== TASK ==
Take the data below and repeat it exactly.

A run of records:
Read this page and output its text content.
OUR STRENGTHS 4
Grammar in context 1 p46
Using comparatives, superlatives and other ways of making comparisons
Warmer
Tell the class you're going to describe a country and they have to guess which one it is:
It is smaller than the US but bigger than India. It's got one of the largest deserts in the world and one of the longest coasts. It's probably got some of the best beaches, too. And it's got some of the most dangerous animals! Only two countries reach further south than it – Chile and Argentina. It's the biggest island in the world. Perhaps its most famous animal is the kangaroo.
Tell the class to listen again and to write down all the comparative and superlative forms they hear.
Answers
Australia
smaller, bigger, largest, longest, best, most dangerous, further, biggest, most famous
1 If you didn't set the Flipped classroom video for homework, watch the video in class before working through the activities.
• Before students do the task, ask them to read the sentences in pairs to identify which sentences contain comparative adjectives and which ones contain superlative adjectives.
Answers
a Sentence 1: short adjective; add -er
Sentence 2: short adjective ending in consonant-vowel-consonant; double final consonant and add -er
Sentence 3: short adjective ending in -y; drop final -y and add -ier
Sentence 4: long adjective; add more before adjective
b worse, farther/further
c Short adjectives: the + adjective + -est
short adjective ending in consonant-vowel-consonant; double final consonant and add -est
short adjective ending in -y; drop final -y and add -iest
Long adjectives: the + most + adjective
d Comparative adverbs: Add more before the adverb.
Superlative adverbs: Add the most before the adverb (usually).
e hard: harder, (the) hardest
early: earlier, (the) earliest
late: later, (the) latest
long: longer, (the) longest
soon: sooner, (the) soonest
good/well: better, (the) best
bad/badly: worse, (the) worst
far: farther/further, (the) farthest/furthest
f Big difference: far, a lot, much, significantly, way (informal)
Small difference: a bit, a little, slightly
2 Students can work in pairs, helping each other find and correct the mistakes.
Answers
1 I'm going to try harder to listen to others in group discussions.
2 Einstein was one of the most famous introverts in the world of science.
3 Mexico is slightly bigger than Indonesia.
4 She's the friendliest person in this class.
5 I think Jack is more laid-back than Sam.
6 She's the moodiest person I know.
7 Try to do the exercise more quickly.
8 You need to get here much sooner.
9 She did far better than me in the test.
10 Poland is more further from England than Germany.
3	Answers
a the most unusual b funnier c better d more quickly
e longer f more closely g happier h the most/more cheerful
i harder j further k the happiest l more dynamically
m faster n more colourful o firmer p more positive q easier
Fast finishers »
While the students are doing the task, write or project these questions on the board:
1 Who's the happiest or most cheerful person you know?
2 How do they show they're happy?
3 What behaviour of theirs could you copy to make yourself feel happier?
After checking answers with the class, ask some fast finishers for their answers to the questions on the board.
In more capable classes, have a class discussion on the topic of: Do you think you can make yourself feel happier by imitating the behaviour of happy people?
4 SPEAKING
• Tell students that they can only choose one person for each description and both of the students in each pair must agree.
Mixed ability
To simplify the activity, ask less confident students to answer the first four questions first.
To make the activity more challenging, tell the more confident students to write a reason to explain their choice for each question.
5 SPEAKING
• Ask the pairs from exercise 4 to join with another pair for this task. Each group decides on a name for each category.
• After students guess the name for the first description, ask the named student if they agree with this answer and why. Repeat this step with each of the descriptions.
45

== THE RESULT ==
Read this page and output its text content.
OUR STRENGTHS 4
Grammar in context 1 p46
Using comparatives, superlatives and other ways of making comparisons
Warmer
Tell the class you're going to describe a country and they have to guess which one it is:
It is smaller than the US but bigger than India. It's got one of the largest deserts in the world and one of the longest coasts. It's probably got some of the best beaches, too. And it's got some of the most dangerous animals! Only two countries reach further south than it – Chile and Argentina. It's the biggest island in the world. Perhaps its most famous animal is the kangaroo.
Tell the class to listen again and to write down all the comparative and superlative forms they hear.
Answers
Australia
smaller, bigger, largest, longest, best, most dangerous, further, biggest, most famous
1 If you didn't set the Flipped classroom video for homework, watch the video in class before working through the activities.
• Before students do the task, ask them to read the sentences in pairs to identify which sentences contain comparative adjectives and which ones contain superlative adjectives.
Answers
a Sentence 1: short adjective; add -er
Sentence 2: short adjective ending in consonant-vowel-consonant; double final consonant and add -er
Sentence 3: short adjective ending in -y; drop final -y and add -ier
Sentence 4: long adjective; add more before adjective
b worse, farther/further
c Short adjectives: the + adjective + -est
short adjective ending in consonant-vowel-consonant; double final consonant and add -est
short adjective ending in -y; drop final -y and add -iest
Long adjectives: the + most + adjective
d Comparative adverbs: Add more before the adverb.
Superlative adverbs: Add the most before the adverb (usually).
e hard: harder, (the) hardest
early: earlier, (the) earliest
late: later, (the) latest
long: longer, (the) longest
soon: sooner, (the) soonest
good/well: better, (the) best
bad/badly: worse, (the) worst
far: farther/further, (the) farthest/furthest
f Big difference: far, a lot, much, significantly, way (informal)
Small difference: a bit, a little, slightly
2 Students can work in pairs, helping each other find and correct the mistakes.
Answers
1 I'm going to try harder to listen to others in group discussions.
2 Einstein was one of the most famous introverts in the world of science.
3 Mexico is slightly bigger than Indonesia.
4 She's the friendliest person in this class.
5 I think Jack is more laid-back than Sam.
6 She's the moodiest person I know.
7 Try to do the exercise more quickly.
8 You need to get here much sooner.
9 She did far better than me in the test.
10 Poland is more further from England than Germany.
3	Answers
a the most unusual b funnier c better d more quickly
e longer f more closely g happier h the most/more cheerful
i harder j further k the happiest l more dynamically
m faster n more colourful o firmer p more positive q easier
Fast finishers »
While the students are doing the task, write or project these questions on the board:
1 Who's the happiest or most cheerful person you know?
2 How do they show they're happy?
3 What behaviour of theirs could you copy to make yourself feel happier?
After checking answers with the class, ask some fast finishers for their answers to the questions on the board.
In more capable classes, have a class discussion on the topic of: Do you think you can make yourself feel happier by imitating the behaviour of happy people?
4 SPEAKING
• Tell students that they can only choose one person for each description and both of the students in each pair must agree.
Mixed ability
To simplify the activity, ask less confident students to answer the first four questions first.
To make the activity more challenging, tell the more confident students to write a reason to explain their choice for each question.
5 SPEAKING
• Ask the pairs from exercise 4 to join with another pair for this task. Each group decides on a name for each category.
• After students guess the name for the first description, ask the named student if they agree with this answer and why. Repeat this step with each of the descriptions.
45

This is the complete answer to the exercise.